■ **WRITTEN TASK**: Copy out the listing that follows, exact in every word, and skip the images.
****************
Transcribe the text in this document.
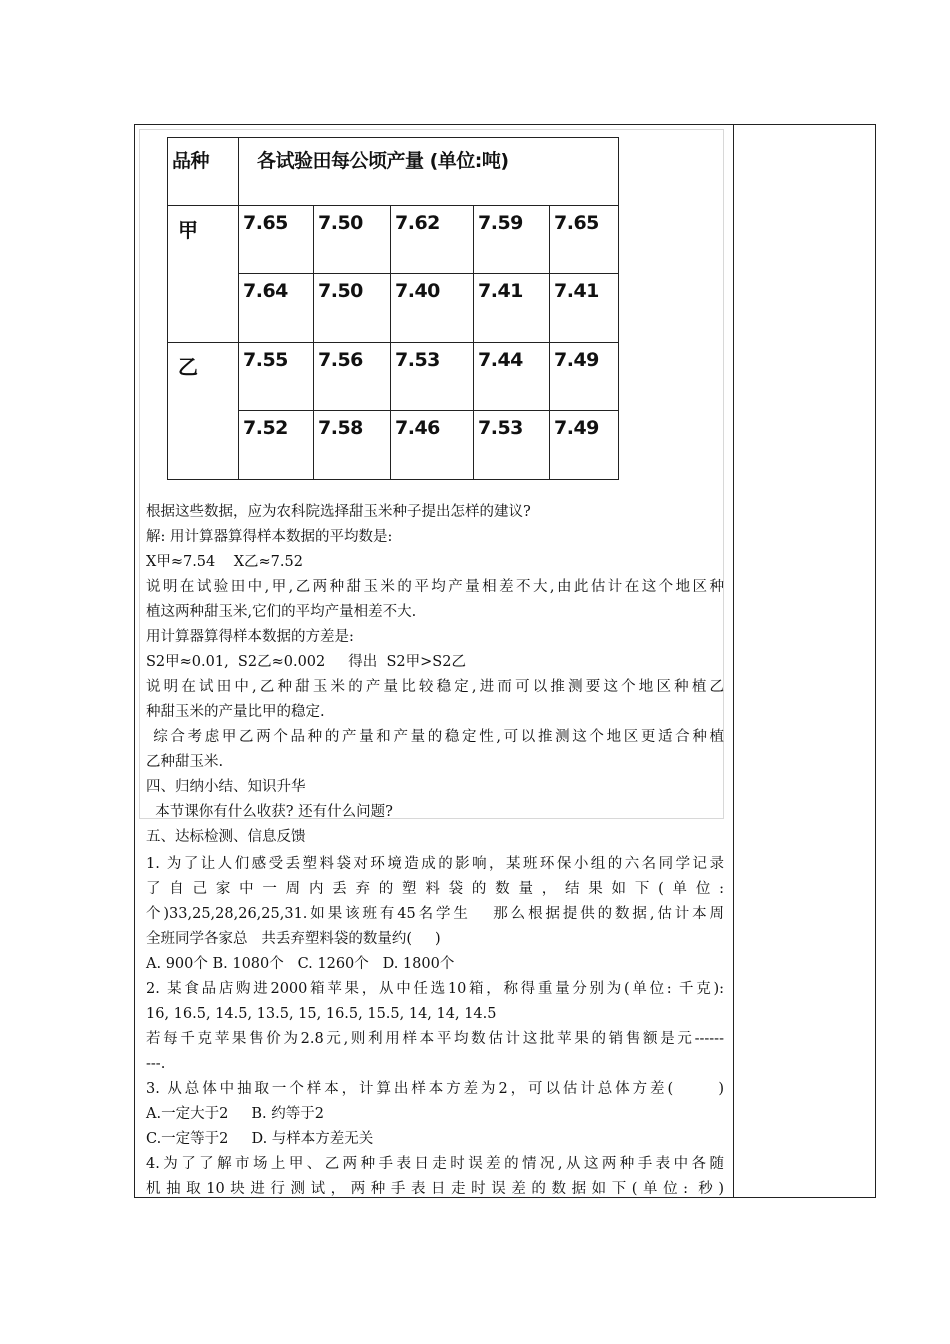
品种	各试验田每公顷产量 (单位:吨)				

甲	7.65	7.50	7.62	7.59	7.65

	7.64	7.50	7.40	7.41	7.41

乙	7.55	7.56	7.53	7.44	7.49

	7.52	7.58	7.46	7.53	7.49
根据这些数据，应为农科院选择甜玉米种子提出怎样的建议?
解: 用计算器算得样本数据的平均数是:
X甲≈7.54    X乙≈7.52
说明在试验田中,甲,乙两种甜玉米的平均产量相差不大,由此估计在这个地区种
植这两种甜玉米,它们的平均产量相差不大.
用计算器算得样本数据的方差是:
S2甲≈0.01,  S2乙≈0.002     得出  S2甲>S2乙
说明在试田中,乙种甜玉米的产量比较稳定,进而可以推测要这个地区种植乙
种甜玉米的产量比甲的稳定.
综合考虑甲乙两个品种的产量和产量的稳定性,可以推测这个地区更适合种植
乙种甜玉米.
四、归纳小结、知识升华
本节课你有什么收获? 还有什么问题?
五、达标检测、信息反馈
1. 为了让人们感受丢塑料袋对环境造成的影响，某班环保小组的六名同学记录
了自己家中一周内丢弃的塑料袋的数量，结果如下(单位:
个)33,25,28,26,25,31.如果该班有45名学生   那么根据提供的数据,估计本周
全班同学各家总   共丢弃塑料袋的数量约(     )
A. 900个 B. 1080个   C. 1260个   D. 1800个
2. 某食品店购进2000箱苹果，从中任选10箱，称得重量分别为(单位: 千克):
16, 16.5, 14.5, 13.5, 15, 16.5, 15.5, 14, 14, 14.5
若每千克苹果售价为2.8元,则利用样本平均数估计这批苹果的销售额是元------
---.
3. 从总体中抽取一个样本，计算出样本方差为2，可以估计总体方差(      )
A.一定大于2     B. 约等于2
C.一定等于2     D. 与样本方差无关
4.为了了解市场上甲、乙两种手表日走时误差的情况,从这两种手表中各随
机抽取10块进行测试，两种手表日走时误差的数据如下(单位: 秒)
****************
■ **THE REPLY**:
Transcribe the text in this document.
品种	各试验田每公顷产量 (单位:吨)				

甲	7.65	7.50	7.62	7.59	7.65

	7.64	7.50	7.40	7.41	7.41

乙	7.55	7.56	7.53	7.44	7.49

	7.52	7.58	7.46	7.53	7.49
根据这些数据，应为农科院选择甜玉米种子提出怎样的建议?
解: 用计算器算得样本数据的平均数是:
X甲≈7.54    X乙≈7.52
说明在试验田中,甲,乙两种甜玉米的平均产量相差不大,由此估计在这个地区种
植这两种甜玉米,它们的平均产量相差不大.
用计算器算得样本数据的方差是:
S2甲≈0.01,  S2乙≈0.002     得出  S2甲>S2乙
说明在试田中,乙种甜玉米的产量比较稳定,进而可以推测要这个地区种植乙
种甜玉米的产量比甲的稳定.
综合考虑甲乙两个品种的产量和产量的稳定性,可以推测这个地区更适合种植
乙种甜玉米.
四、归纳小结、知识升华
本节课你有什么收获? 还有什么问题?
五、达标检测、信息反馈
1. 为了让人们感受丢塑料袋对环境造成的影响，某班环保小组的六名同学记录
了自己家中一周内丢弃的塑料袋的数量，结果如下(单位:
个)33,25,28,26,25,31.如果该班有45名学生   那么根据提供的数据,估计本周
全班同学各家总   共丢弃塑料袋的数量约(     )
A. 900个 B. 1080个   C. 1260个   D. 1800个
2. 某食品店购进2000箱苹果，从中任选10箱，称得重量分别为(单位: 千克):
16, 16.5, 14.5, 13.5, 15, 16.5, 15.5, 14, 14, 14.5
若每千克苹果售价为2.8元,则利用样本平均数估计这批苹果的销售额是元------
---.
3. 从总体中抽取一个样本，计算出样本方差为2，可以估计总体方差(      )
A.一定大于2     B. 约等于2
C.一定等于2     D. 与样本方差无关
4.为了了解市场上甲、乙两种手表日走时误差的情况,从这两种手表中各随
机抽取10块进行测试，两种手表日走时误差的数据如下(单位: 秒)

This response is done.